Aim:
Emit the entire listing verbatim.

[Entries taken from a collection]
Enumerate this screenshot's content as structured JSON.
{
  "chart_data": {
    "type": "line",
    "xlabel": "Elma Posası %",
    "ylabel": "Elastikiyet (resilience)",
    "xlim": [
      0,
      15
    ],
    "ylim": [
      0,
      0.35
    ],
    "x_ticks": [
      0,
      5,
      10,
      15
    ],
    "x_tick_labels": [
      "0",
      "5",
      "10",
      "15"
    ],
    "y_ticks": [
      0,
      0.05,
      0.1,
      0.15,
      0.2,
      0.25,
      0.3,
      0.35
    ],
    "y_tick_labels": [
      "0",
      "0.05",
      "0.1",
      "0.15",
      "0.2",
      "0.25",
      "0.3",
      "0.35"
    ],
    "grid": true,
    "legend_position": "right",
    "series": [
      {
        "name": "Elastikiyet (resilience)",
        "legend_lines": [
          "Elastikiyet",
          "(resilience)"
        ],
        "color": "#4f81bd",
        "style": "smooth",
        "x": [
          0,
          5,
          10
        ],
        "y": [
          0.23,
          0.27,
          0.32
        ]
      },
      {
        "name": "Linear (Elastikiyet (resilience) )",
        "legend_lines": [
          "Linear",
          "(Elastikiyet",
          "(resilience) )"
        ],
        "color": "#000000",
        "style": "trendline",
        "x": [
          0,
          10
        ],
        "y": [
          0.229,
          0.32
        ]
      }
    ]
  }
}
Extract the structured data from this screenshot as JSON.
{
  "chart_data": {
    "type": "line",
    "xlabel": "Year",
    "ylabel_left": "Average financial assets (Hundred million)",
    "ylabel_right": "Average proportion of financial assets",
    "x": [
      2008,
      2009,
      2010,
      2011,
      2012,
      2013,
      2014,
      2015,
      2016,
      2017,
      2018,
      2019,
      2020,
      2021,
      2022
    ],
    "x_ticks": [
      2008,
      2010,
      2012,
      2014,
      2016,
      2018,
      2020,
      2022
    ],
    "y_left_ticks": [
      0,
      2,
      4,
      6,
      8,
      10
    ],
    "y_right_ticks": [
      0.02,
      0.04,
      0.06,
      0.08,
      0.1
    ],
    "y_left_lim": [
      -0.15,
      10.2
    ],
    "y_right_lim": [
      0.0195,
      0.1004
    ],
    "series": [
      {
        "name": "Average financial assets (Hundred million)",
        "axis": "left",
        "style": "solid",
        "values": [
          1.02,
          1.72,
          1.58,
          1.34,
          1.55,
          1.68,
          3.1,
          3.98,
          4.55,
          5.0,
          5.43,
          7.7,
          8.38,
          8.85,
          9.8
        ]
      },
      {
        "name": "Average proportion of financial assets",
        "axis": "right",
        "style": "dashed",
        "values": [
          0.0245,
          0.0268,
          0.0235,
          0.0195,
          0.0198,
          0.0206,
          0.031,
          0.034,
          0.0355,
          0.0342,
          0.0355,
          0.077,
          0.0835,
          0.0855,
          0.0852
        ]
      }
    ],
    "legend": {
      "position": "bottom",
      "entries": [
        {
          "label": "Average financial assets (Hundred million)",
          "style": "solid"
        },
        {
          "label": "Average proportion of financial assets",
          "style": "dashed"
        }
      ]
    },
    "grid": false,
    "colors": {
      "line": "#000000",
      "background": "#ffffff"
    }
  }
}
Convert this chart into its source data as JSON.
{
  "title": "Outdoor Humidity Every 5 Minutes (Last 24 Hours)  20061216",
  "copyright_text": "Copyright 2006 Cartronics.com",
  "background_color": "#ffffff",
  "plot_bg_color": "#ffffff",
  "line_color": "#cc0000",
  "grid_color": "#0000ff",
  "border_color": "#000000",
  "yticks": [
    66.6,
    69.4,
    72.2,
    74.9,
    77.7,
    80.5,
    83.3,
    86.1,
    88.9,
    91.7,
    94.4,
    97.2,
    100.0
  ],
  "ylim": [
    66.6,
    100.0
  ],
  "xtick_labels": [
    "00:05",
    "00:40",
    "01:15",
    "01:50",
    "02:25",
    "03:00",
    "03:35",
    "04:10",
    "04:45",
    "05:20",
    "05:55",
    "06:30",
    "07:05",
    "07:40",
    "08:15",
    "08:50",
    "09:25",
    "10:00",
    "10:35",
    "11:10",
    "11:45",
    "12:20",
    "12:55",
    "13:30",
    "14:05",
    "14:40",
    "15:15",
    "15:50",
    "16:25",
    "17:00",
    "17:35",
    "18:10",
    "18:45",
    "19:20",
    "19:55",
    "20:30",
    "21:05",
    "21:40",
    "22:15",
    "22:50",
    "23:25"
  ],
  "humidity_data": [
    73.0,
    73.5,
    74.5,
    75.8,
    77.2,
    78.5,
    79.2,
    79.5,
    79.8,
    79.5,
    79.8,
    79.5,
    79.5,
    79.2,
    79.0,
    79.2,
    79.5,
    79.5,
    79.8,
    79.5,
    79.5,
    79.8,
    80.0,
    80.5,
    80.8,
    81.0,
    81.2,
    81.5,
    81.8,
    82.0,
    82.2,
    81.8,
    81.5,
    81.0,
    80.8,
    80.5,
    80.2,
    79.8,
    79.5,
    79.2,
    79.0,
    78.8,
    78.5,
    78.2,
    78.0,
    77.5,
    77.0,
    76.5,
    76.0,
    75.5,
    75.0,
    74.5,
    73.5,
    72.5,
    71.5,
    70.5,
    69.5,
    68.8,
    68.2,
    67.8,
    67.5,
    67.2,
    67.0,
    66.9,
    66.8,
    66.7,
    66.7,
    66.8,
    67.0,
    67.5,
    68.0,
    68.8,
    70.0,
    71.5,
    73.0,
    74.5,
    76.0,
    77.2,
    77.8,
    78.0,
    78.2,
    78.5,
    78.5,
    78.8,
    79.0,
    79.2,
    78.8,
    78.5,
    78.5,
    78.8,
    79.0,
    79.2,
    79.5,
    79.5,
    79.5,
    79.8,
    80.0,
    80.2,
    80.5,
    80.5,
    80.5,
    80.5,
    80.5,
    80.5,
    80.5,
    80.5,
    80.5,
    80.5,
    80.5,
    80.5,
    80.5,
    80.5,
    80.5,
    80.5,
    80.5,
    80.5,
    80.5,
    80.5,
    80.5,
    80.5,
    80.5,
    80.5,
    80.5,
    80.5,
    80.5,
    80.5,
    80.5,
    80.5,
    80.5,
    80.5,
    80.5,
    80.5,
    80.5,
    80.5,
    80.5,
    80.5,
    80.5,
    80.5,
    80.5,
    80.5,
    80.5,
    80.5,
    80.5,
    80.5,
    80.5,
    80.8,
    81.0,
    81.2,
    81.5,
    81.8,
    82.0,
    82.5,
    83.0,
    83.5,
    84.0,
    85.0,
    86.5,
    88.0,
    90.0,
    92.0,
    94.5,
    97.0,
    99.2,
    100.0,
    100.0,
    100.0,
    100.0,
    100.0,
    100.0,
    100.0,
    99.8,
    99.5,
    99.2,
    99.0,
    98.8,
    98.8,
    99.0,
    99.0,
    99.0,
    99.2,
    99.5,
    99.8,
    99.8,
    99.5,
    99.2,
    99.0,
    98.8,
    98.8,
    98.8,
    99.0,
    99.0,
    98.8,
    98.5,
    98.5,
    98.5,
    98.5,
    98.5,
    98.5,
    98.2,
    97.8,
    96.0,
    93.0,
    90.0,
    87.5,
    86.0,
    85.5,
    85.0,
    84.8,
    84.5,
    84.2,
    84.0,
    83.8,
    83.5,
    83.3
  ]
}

Result:
Enumerate this screenshot's content as structured JSON.
{
  "chart_data": {
    "type": "line",
    "xlabel": "Elma Posası %",
    "ylabel": "Elastikiyet (resilience)",
    "xlim": [
      0,
      15
    ],
    "ylim": [
      0,
      0.35
    ],
    "x_ticks": [
      0,
      5,
      10,
      15
    ],
    "x_tick_labels": [
      "0",
      "5",
      "10",
      "15"
    ],
    "y_ticks": [
      0,
      0.05,
      0.1,
      0.15,
      0.2,
      0.25,
      0.3,
      0.35
    ],
    "y_tick_labels": [
      "0",
      "0.05",
      "0.1",
      "0.15",
      "0.2",
      "0.25",
      "0.3",
      "0.35"
    ],
    "grid": true,
    "legend_position": "right",
    "series": [
      {
        "name": "Elastikiyet (resilience)",
        "legend_lines": [
          "Elastikiyet",
          "(resilience)"
        ],
        "color": "#4f81bd",
        "style": "smooth",
        "x": [
          0,
          5,
          10
        ],
        "y": [
          0.23,
          0.27,
          0.32
        ]
      },
      {
        "name": "Linear (Elastikiyet (resilience) )",
        "legend_lines": [
          "Linear",
          "(Elastikiyet",
          "(resilience) )"
        ],
        "color": "#000000",
        "style": "trendline",
        "x": [
          0,
          10
        ],
        "y": [
          0.229,
          0.32
        ]
      }
    ]
  }
}
Extract the structured data from this screenshot as JSON.
{
  "chart_data": {
    "type": "line",
    "xlabel": "Year",
    "ylabel_left": "Average financial assets (Hundred million)",
    "ylabel_right": "Average proportion of financial assets",
    "x": [
      2008,
      2009,
      2010,
      2011,
      2012,
      2013,
      2014,
      2015,
      2016,
      2017,
      2018,
      2019,
      2020,
      2021,
      2022
    ],
    "x_ticks": [
      2008,
      2010,
      2012,
      2014,
      2016,
      2018,
      2020,
      2022
    ],
    "y_left_ticks": [
      0,
      2,
      4,
      6,
      8,
      10
    ],
    "y_right_ticks": [
      0.02,
      0.04,
      0.06,
      0.08,
      0.1
    ],
    "y_left_lim": [
      -0.15,
      10.2
    ],
    "y_right_lim": [
      0.0195,
      0.1004
    ],
    "series": [
      {
        "name": "Average financial assets (Hundred million)",
        "axis": "left",
        "style": "solid",
        "values": [
          1.02,
          1.72,
          1.58,
          1.34,
          1.55,
          1.68,
          3.1,
          3.98,
          4.55,
          5.0,
          5.43,
          7.7,
          8.38,
          8.85,
          9.8
        ]
      },
      {
        "name": "Average proportion of financial assets",
        "axis": "right",
        "style": "dashed",
        "values": [
          0.0245,
          0.0268,
          0.0235,
          0.0195,
          0.0198,
          0.0206,
          0.031,
          0.034,
          0.0355,
          0.0342,
          0.0355,
          0.077,
          0.0835,
          0.0855,
          0.0852
        ]
      }
    ],
    "legend": {
      "position": "bottom",
      "entries": [
        {
          "label": "Average financial assets (Hundred million)",
          "style": "solid"
        },
        {
          "label": "Average proportion of financial assets",
          "style": "dashed"
        }
      ]
    },
    "grid": false,
    "colors": {
      "line": "#000000",
      "background": "#ffffff"
    }
  }
}
Convert this chart into its source data as JSON.
{
  "title": "Outdoor Humidity Every 5 Minutes (Last 24 Hours)  20061216",
  "copyright_text": "Copyright 2006 Cartronics.com",
  "background_color": "#ffffff",
  "plot_bg_color": "#ffffff",
  "line_color": "#cc0000",
  "grid_color": "#0000ff",
  "border_color": "#000000",
  "yticks": [
    66.6,
    69.4,
    72.2,
    74.9,
    77.7,
    80.5,
    83.3,
    86.1,
    88.9,
    91.7,
    94.4,
    97.2,
    100.0
  ],
  "ylim": [
    66.6,
    100.0
  ],
  "xtick_labels": [
    "00:05",
    "00:40",
    "01:15",
    "01:50",
    "02:25",
    "03:00",
    "03:35",
    "04:10",
    "04:45",
    "05:20",
    "05:55",
    "06:30",
    "07:05",
    "07:40",
    "08:15",
    "08:50",
    "09:25",
    "10:00",
    "10:35",
    "11:10",
    "11:45",
    "12:20",
    "12:55",
    "13:30",
    "14:05",
    "14:40",
    "15:15",
    "15:50",
    "16:25",
    "17:00",
    "17:35",
    "18:10",
    "18:45",
    "19:20",
    "19:55",
    "20:30",
    "21:05",
    "21:40",
    "22:15",
    "22:50",
    "23:25"
  ],
  "humidity_data": [
    73.0,
    73.5,
    74.5,
    75.8,
    77.2,
    78.5,
    79.2,
    79.5,
    79.8,
    79.5,
    79.8,
    79.5,
    79.5,
    79.2,
    79.0,
    79.2,
    79.5,
    79.5,
    79.8,
    79.5,
    79.5,
    79.8,
    80.0,
    80.5,
    80.8,
    81.0,
    81.2,
    81.5,
    81.8,
    82.0,
    82.2,
    81.8,
    81.5,
    81.0,
    80.8,
    80.5,
    80.2,
    79.8,
    79.5,
    79.2,
    79.0,
    78.8,
    78.5,
    78.2,
    78.0,
    77.5,
    77.0,
    76.5,
    76.0,
    75.5,
    75.0,
    74.5,
    73.5,
    72.5,
    71.5,
    70.5,
    69.5,
    68.8,
    68.2,
    67.8,
    67.5,
    67.2,
    67.0,
    66.9,
    66.8,
    66.7,
    66.7,
    66.8,
    67.0,
    67.5,
    68.0,
    68.8,
    70.0,
    71.5,
    73.0,
    74.5,
    76.0,
    77.2,
    77.8,
    78.0,
    78.2,
    78.5,
    78.5,
    78.8,
    79.0,
    79.2,
    78.8,
    78.5,
    78.5,
    78.8,
    79.0,
    79.2,
    79.5,
    79.5,
    79.5,
    79.8,
    80.0,
    80.2,
    80.5,
    80.5,
    80.5,
    80.5,
    80.5,
    80.5,
    80.5,
    80.5,
    80.5,
    80.5,
    80.5,
    80.5,
    80.5,
    80.5,
    80.5,
    80.5,
    80.5,
    80.5,
    80.5,
    80.5,
    80.5,
    80.5,
    80.5,
    80.5,
    80.5,
    80.5,
    80.5,
    80.5,
    80.5,
    80.5,
    80.5,
    80.5,
    80.5,
    80.5,
    80.5,
    80.5,
    80.5,
    80.5,
    80.5,
    80.5,
    80.5,
    80.5,
    80.5,
    80.5,
    80.5,
    80.5,
    80.5,
    80.8,
    81.0,
    81.2,
    81.5,
    81.8,
    82.0,
    82.5,
    83.0,
    83.5,
    84.0,
    85.0,
    86.5,
    88.0,
    90.0,
    92.0,
    94.5,
    97.0,
    99.2,
    100.0,
    100.0,
    100.0,
    100.0,
    100.0,
    100.0,
    100.0,
    99.8,
    99.5,
    99.2,
    99.0,
    98.8,
    98.8,
    99.0,
    99.0,
    99.0,
    99.2,
    99.5,
    99.8,
    99.8,
    99.5,
    99.2,
    99.0,
    98.8,
    98.8,
    98.8,
    99.0,
    99.0,
    98.8,
    98.5,
    98.5,
    98.5,
    98.5,
    98.5,
    98.5,
    98.2,
    97.8,
    96.0,
    93.0,
    90.0,
    87.5,
    86.0,
    85.5,
    85.0,
    84.8,
    84.5,
    84.2,
    84.0,
    83.8,
    83.5,
    83.3
  ]
}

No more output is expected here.